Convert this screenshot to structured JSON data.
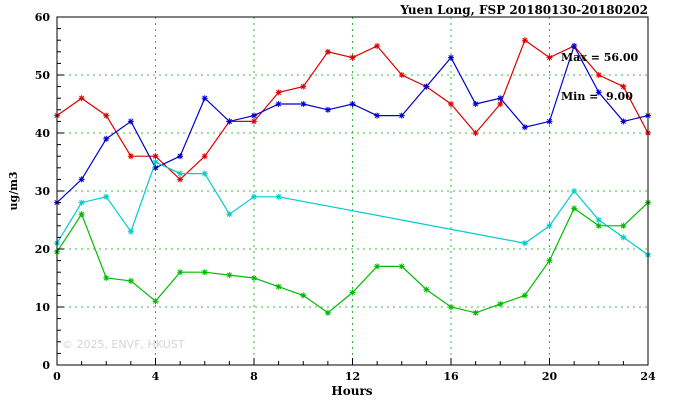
{
  "title": "Yuen Long, FSP 20180130-20180202",
  "annotations": {
    "max": "Max = 56.00",
    "min": "Min =  9.00"
  },
  "watermark": "© 2025, ENVF, HKUST",
  "chart_data": {
    "type": "line",
    "title": "Yuen Long, FSP 20180130-20180202",
    "xlabel": "Hours",
    "ylabel": "ug/m3",
    "xlim": [
      0,
      24
    ],
    "ylim": [
      0,
      60
    ],
    "xticks": [
      0,
      4,
      8,
      12,
      16,
      20,
      24
    ],
    "yticks": [
      0,
      10,
      20,
      30,
      40,
      50,
      60
    ],
    "x_minor_step": 1,
    "y_minor_step": 2,
    "grid": true,
    "grid_color": "#00aa00",
    "legend": "none",
    "marker": "asterisk",
    "stats": {
      "max": 56.0,
      "min": 9.0
    },
    "series": [
      {
        "name": "red",
        "color": "#dd0000",
        "x": [
          0,
          1,
          2,
          3,
          4,
          5,
          6,
          7,
          8,
          9,
          10,
          11,
          12,
          13,
          14,
          15,
          16,
          17,
          18,
          19,
          20,
          21,
          22,
          23,
          24
        ],
        "values": [
          43,
          46,
          43,
          36,
          36,
          32,
          36,
          42,
          42,
          47,
          48,
          54,
          53,
          55,
          50,
          48,
          45,
          40,
          45,
          56,
          53,
          55,
          50,
          48,
          40
        ]
      },
      {
        "name": "blue",
        "color": "#0000cc",
        "x": [
          0,
          1,
          2,
          3,
          4,
          5,
          6,
          7,
          8,
          9,
          10,
          11,
          12,
          13,
          14,
          15,
          16,
          17,
          18,
          19,
          20,
          21,
          22,
          23,
          24
        ],
        "values": [
          28,
          32,
          39,
          42,
          34,
          36,
          46,
          42,
          43,
          45,
          45,
          44,
          45,
          43,
          43,
          48,
          53,
          45,
          46,
          41,
          42,
          55,
          47,
          42,
          43
        ]
      },
      {
        "name": "cyan",
        "color": "#00cccc",
        "x": [
          0,
          1,
          2,
          3,
          4,
          5,
          6,
          7,
          8,
          9,
          19,
          20,
          21,
          22,
          23,
          24
        ],
        "values": [
          21,
          28,
          29,
          23,
          35,
          33,
          33,
          26,
          29,
          29,
          21,
          24,
          30,
          25,
          22,
          19
        ]
      },
      {
        "name": "green",
        "color": "#00bb00",
        "x": [
          0,
          1,
          2,
          3,
          4,
          5,
          6,
          7,
          8,
          9,
          10,
          11,
          12,
          13,
          14,
          15,
          16,
          17,
          18,
          19,
          20,
          21,
          22,
          23,
          24
        ],
        "values": [
          19.5,
          26,
          15,
          14.5,
          11,
          16,
          16,
          15.5,
          15,
          13.5,
          12,
          9,
          12.5,
          17,
          17,
          13,
          10,
          9,
          10.5,
          12,
          18,
          27,
          24,
          24,
          28
        ]
      }
    ]
  }
}
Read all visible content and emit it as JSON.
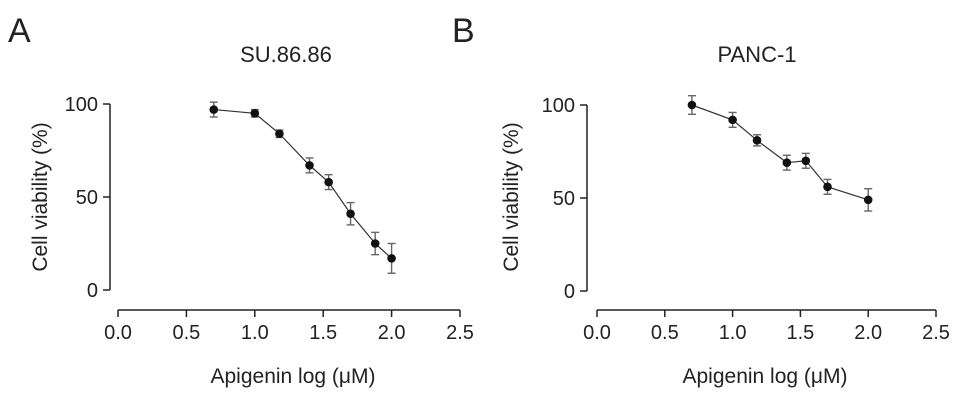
{
  "chart_data": [
    {
      "type": "line",
      "panel": "A",
      "title": "SU.86.86",
      "xlabel": "Apigenin log (μM)",
      "ylabel": "Cell viability (%)",
      "xlim": [
        0.0,
        2.5
      ],
      "ylim": [
        0,
        100
      ],
      "xticks": [
        "0.0",
        "0.5",
        "1.0",
        "1.5",
        "2.0",
        "2.5"
      ],
      "yticks": [
        "0",
        "50",
        "100"
      ],
      "grid": false,
      "series": [
        {
          "x": [
            0.7,
            1.0,
            1.18,
            1.4,
            1.54,
            1.7,
            1.88,
            2.0
          ],
          "values": [
            97,
            95,
            84,
            67,
            58,
            41,
            25,
            17
          ],
          "error": [
            4,
            2,
            2,
            4,
            4,
            6,
            6,
            8
          ]
        }
      ]
    },
    {
      "type": "line",
      "panel": "B",
      "title": "PANC-1",
      "xlabel": "Apigenin log (μM)",
      "ylabel": "Cell viability (%)",
      "xlim": [
        0.0,
        2.5
      ],
      "ylim": [
        0,
        100
      ],
      "xticks": [
        "0.0",
        "0.5",
        "1.0",
        "1.5",
        "2.0",
        "2.5"
      ],
      "yticks": [
        "0",
        "50",
        "100"
      ],
      "grid": false,
      "series": [
        {
          "x": [
            0.7,
            1.0,
            1.18,
            1.4,
            1.54,
            1.7,
            2.0
          ],
          "values": [
            100,
            92,
            81,
            69,
            70,
            56,
            49
          ],
          "error": [
            5,
            4,
            3,
            4,
            4,
            4,
            6
          ]
        }
      ]
    }
  ]
}
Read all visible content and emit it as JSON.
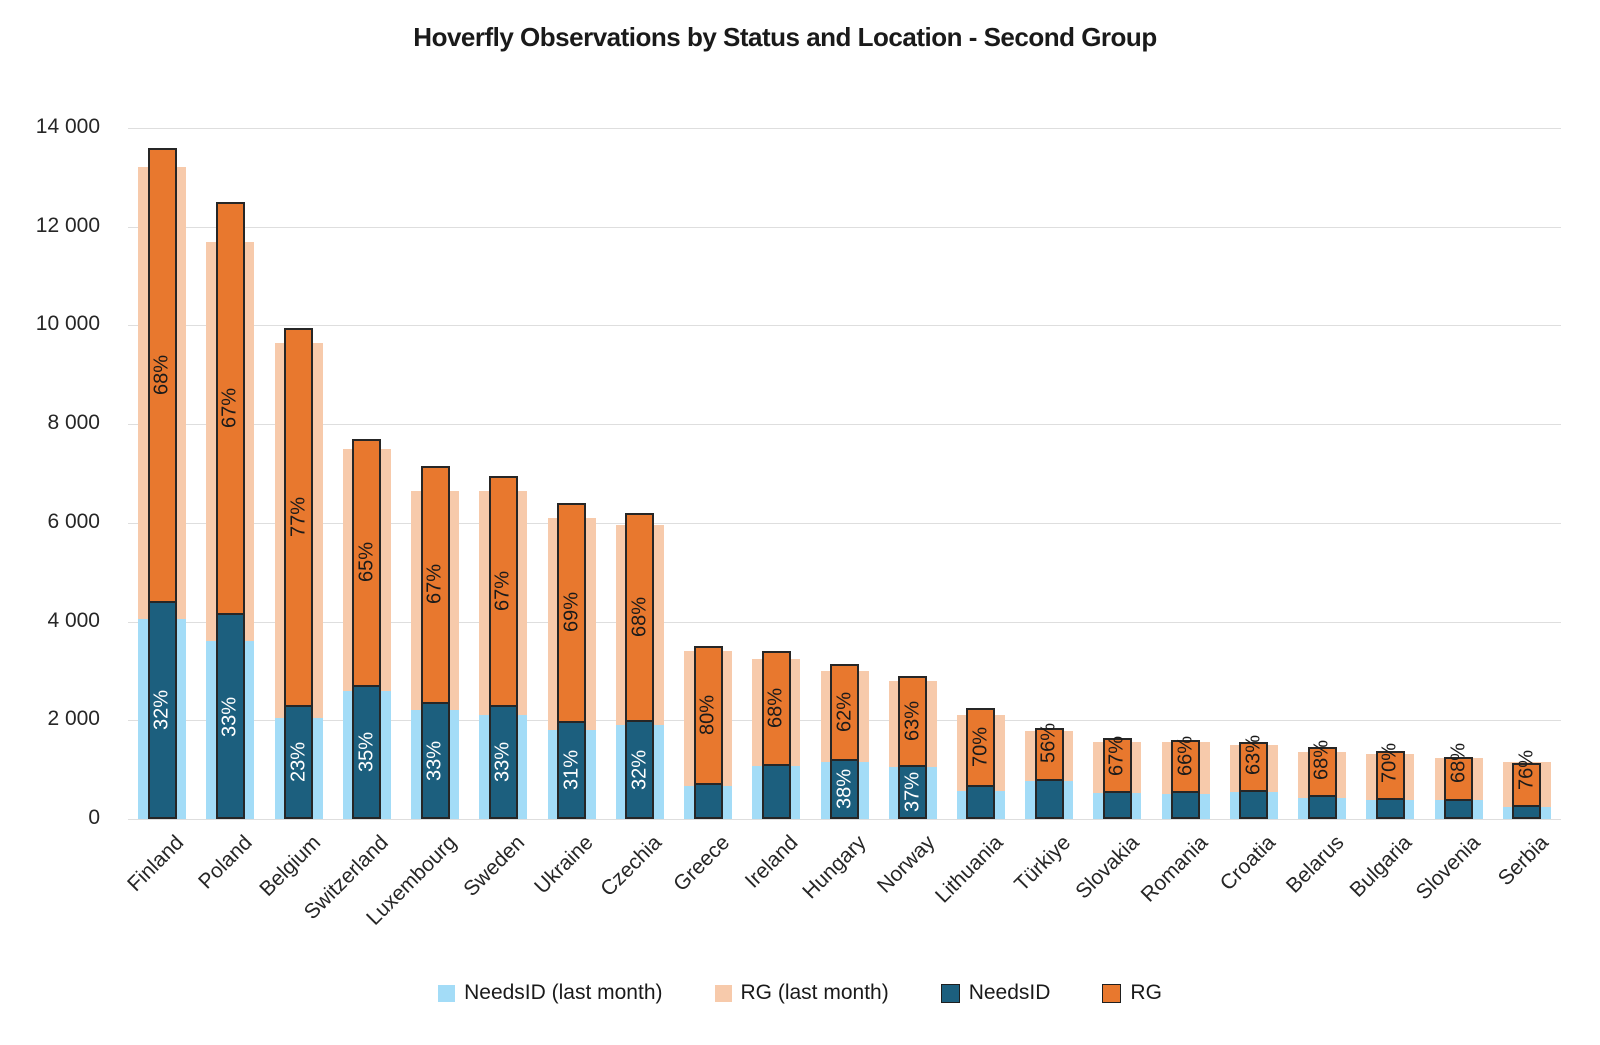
{
  "chart_data": {
    "type": "bar",
    "title": "Hoverfly Observations by Status and Location - Second Group",
    "xlabel": "",
    "ylabel": "",
    "ylim": [
      0,
      14000
    ],
    "ytick_step": 2000,
    "yticks": [
      "0",
      "2 000",
      "4 000",
      "6 000",
      "8 000",
      "10 000",
      "12 000",
      "14 000"
    ],
    "grid": true,
    "legend_position": "bottom",
    "bar_style": "stacked, current-period narrow bars overlaid on wider last-month bars",
    "categories": [
      "Finland",
      "Poland",
      "Belgium",
      "Switzerland",
      "Luxembourg",
      "Sweden",
      "Ukraine",
      "Czechia",
      "Greece",
      "Ireland",
      "Hungary",
      "Norway",
      "Lithuania",
      "Türkiye",
      "Slovakia",
      "Romania",
      "Croatia",
      "Belarus",
      "Bulgaria",
      "Slovenia",
      "Serbia"
    ],
    "series": [
      {
        "name": "NeedsID (last month)",
        "role": "back-bottom",
        "color": "#a3dcf7",
        "values": [
          4050,
          3600,
          2050,
          2600,
          2200,
          2100,
          1800,
          1900,
          670,
          1075,
          1150,
          1050,
          570,
          775,
          525,
          500,
          550,
          425,
          390,
          390,
          250
        ]
      },
      {
        "name": "RG (last month)",
        "role": "back-top",
        "color": "#f7caab",
        "values": [
          9150,
          8100,
          7600,
          4900,
          4450,
          4550,
          4300,
          4050,
          2730,
          2175,
          1850,
          1750,
          1530,
          1000,
          1025,
          1050,
          950,
          925,
          935,
          840,
          900
        ]
      },
      {
        "name": "NeedsID",
        "role": "front-bottom",
        "color": "#1c5f7e",
        "values": [
          4400,
          4150,
          2290,
          2700,
          2360,
          2300,
          1975,
          2000,
          700,
          1100,
          1200,
          1075,
          675,
          815,
          550,
          545,
          575,
          465,
          415,
          400,
          270
        ]
      },
      {
        "name": "RG",
        "role": "front-top",
        "color": "#e8782e",
        "values": [
          9200,
          8350,
          7660,
          5000,
          4790,
          4650,
          4425,
          4200,
          2800,
          2300,
          1950,
          1825,
          1575,
          1035,
          1100,
          1055,
          975,
          985,
          960,
          850,
          855
        ]
      }
    ],
    "bar_labels": {
      "rg_pct": [
        "68%",
        "67%",
        "77%",
        "65%",
        "67%",
        "67%",
        "69%",
        "68%",
        "80%",
        "68%",
        "62%",
        "63%",
        "70%",
        "56%",
        "67%",
        "66%",
        "63%",
        "68%",
        "70%",
        "68%",
        "76%"
      ],
      "needsid_pct": [
        "32%",
        "33%",
        "23%",
        "35%",
        "33%",
        "33%",
        "31%",
        "32%",
        "",
        "",
        "38%",
        "37%",
        "",
        "",
        "",
        "",
        "",
        "",
        "",
        "",
        ""
      ]
    },
    "legend": [
      "NeedsID (last month)",
      "RG (last month)",
      "NeedsID",
      "RG"
    ],
    "colors": {
      "needsid_last_month": "#a3dcf7",
      "rg_last_month": "#f7caab",
      "needsid": "#1c5f7e",
      "rg": "#e8782e",
      "rg_label_text": "#1a1a1a",
      "needsid_label_text": "#ffffff",
      "gridline": "#dedede",
      "axis_text": "#262626"
    }
  }
}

********

▶ [Objective]: Where a line in the entries holds "xlabel", copy that line.

▶ [Completed exercise]:
    "xlabel": "Hours",
      "xlabel": "Apigenin log (μM)",
      "xlabel": "Apigenin log (μM)",
    "xlabel": "",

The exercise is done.